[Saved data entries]

++++++++++

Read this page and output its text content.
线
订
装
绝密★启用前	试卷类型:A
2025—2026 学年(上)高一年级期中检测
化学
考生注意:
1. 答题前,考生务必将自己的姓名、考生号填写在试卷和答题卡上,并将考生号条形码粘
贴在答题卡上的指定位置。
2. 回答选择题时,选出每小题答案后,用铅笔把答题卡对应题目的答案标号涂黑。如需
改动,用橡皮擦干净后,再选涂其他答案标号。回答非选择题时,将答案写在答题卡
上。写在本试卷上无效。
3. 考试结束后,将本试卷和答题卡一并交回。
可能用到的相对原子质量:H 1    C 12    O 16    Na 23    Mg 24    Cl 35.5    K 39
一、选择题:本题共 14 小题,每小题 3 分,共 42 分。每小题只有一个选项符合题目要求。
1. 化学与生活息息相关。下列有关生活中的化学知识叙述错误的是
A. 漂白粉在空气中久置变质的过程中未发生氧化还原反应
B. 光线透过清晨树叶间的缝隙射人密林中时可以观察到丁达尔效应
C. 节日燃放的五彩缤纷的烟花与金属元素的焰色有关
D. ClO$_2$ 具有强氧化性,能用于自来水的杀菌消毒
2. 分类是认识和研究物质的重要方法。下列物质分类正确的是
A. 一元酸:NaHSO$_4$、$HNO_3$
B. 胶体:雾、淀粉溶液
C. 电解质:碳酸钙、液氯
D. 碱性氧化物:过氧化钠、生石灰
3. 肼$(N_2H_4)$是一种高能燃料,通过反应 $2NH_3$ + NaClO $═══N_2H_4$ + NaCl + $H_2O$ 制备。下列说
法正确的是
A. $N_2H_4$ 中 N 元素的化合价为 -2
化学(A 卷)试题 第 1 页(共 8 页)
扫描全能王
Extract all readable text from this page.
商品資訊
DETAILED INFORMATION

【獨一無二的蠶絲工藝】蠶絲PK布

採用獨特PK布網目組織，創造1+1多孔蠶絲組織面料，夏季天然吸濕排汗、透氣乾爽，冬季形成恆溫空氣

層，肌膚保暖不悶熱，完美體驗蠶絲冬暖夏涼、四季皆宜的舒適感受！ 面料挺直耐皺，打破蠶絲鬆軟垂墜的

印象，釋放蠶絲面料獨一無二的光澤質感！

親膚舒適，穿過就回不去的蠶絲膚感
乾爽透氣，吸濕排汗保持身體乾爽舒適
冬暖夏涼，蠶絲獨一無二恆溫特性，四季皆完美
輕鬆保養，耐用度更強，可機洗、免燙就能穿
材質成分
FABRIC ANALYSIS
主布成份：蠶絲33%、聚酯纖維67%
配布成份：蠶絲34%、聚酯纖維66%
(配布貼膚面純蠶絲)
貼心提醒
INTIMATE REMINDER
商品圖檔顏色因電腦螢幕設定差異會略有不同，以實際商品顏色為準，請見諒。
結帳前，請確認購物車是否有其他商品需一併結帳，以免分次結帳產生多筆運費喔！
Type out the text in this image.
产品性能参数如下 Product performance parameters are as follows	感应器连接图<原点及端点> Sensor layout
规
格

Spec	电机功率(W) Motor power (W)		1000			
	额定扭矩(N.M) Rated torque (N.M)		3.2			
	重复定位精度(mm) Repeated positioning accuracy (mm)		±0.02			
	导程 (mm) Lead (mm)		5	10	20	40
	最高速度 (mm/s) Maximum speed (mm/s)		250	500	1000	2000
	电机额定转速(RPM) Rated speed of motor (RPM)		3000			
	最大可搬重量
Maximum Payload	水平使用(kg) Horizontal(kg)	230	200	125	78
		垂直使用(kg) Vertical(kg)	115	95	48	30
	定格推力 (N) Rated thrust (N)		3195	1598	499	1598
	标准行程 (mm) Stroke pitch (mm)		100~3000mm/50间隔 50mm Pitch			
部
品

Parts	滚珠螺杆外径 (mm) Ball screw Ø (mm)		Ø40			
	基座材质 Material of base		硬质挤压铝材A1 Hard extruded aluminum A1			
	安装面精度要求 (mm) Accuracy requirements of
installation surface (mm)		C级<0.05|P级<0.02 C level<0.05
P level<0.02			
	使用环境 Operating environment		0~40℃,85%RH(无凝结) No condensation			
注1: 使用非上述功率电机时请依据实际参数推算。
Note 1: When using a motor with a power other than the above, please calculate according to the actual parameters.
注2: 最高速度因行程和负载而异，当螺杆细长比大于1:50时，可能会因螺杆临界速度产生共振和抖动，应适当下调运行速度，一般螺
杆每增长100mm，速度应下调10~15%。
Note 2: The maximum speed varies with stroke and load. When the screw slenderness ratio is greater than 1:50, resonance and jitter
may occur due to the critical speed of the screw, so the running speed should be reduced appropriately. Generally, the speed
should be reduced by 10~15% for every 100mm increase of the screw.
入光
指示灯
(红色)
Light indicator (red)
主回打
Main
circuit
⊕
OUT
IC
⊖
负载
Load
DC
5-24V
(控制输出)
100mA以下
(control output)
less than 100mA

++++++++++

> _INSTRUCTIONS TO FOLLOW_
Everything from the line containing "Type out the text in this image." to the end of the records must be written out exactly; include both of those lines and no others.

> _TASK OUTPUT_
Type out the text in this image.
产品性能参数如下 Product performance parameters are as follows	感应器连接图<原点及端点> Sensor layout
规
格

Spec	电机功率(W) Motor power (W)		1000			
	额定扭矩(N.M) Rated torque (N.M)		3.2			
	重复定位精度(mm) Repeated positioning accuracy (mm)		±0.02			
	导程 (mm) Lead (mm)		5	10	20	40
	最高速度 (mm/s) Maximum speed (mm/s)		250	500	1000	2000
	电机额定转速(RPM) Rated speed of motor (RPM)		3000			
	最大可搬重量
Maximum Payload	水平使用(kg) Horizontal(kg)	230	200	125	78
		垂直使用(kg) Vertical(kg)	115	95	48	30
	定格推力 (N) Rated thrust (N)		3195	1598	499	1598
	标准行程 (mm) Stroke pitch (mm)		100~3000mm/50间隔 50mm Pitch			
部
品

Parts	滚珠螺杆外径 (mm) Ball screw Ø (mm)		Ø40			
	基座材质 Material of base		硬质挤压铝材A1 Hard extruded aluminum A1			
	安装面精度要求 (mm) Accuracy requirements of
installation surface (mm)		C级<0.05|P级<0.02 C level<0.05
P level<0.02			
	使用环境 Operating environment		0~40℃,85%RH(无凝结) No condensation			
注1: 使用非上述功率电机时请依据实际参数推算。
Note 1: When using a motor with a power other than the above, please calculate according to the actual parameters.
注2: 最高速度因行程和负载而异，当螺杆细长比大于1:50时，可能会因螺杆临界速度产生共振和抖动，应适当下调运行速度，一般螺
杆每增长100mm，速度应下调10~15%。
Note 2: The maximum speed varies with stroke and load. When the screw slenderness ratio is greater than 1:50, resonance and jitter
may occur due to the critical speed of the screw, so the running speed should be reduced appropriately. Generally, the speed
should be reduced by 10~15% for every 100mm increase of the screw.
入光
指示灯
(红色)
Light indicator (red)
主回打
Main
circuit
⊕
OUT
IC
⊖
负载
Load
DC
5-24V
(控制输出)
100mA以下
(control output)
less than 100mA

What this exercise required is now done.